Across the entries below, how many lines contain the word "Фёдоровки"? Give the number alone.

-- START INFORMATION SUPPLIED --

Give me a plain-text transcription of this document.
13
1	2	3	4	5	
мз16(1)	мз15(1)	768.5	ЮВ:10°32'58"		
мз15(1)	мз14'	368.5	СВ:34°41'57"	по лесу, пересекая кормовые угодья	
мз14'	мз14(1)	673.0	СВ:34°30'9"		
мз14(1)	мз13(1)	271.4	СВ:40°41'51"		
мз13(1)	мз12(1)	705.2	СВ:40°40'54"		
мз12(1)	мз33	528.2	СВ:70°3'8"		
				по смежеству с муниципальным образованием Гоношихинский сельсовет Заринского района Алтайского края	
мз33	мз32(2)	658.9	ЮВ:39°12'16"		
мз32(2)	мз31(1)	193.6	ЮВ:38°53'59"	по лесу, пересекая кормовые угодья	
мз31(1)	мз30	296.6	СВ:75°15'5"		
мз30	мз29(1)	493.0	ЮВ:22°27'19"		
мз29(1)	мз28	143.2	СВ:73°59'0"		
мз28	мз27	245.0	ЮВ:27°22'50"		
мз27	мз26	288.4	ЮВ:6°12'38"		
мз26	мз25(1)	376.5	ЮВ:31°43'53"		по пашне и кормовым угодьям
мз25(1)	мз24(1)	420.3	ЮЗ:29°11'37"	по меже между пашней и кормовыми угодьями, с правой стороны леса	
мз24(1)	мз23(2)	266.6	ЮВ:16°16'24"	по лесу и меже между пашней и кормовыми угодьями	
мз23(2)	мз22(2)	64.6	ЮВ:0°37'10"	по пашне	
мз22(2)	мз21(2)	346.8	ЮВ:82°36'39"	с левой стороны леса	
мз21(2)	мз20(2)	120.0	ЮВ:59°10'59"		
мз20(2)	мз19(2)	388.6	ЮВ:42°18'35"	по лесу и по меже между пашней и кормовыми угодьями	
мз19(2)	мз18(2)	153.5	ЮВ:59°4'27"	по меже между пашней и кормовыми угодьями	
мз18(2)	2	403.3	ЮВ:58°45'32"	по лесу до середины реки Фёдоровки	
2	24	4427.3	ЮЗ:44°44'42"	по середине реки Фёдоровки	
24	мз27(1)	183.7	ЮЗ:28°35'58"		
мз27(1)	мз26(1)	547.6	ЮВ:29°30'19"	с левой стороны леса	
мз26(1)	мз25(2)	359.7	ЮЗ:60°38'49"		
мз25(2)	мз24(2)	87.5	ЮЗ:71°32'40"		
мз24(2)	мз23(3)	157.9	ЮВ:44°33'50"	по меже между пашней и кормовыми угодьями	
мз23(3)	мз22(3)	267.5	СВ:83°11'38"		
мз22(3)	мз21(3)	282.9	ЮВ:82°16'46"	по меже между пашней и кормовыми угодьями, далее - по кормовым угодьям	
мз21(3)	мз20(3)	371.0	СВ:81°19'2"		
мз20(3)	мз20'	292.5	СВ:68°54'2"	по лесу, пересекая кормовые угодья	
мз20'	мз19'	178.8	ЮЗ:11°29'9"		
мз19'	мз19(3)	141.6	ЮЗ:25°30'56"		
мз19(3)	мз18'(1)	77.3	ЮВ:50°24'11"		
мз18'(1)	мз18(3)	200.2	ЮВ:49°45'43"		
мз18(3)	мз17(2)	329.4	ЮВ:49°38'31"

-- END INFORMATION SUPPLIED --

● SOLVED EXERCISE: 2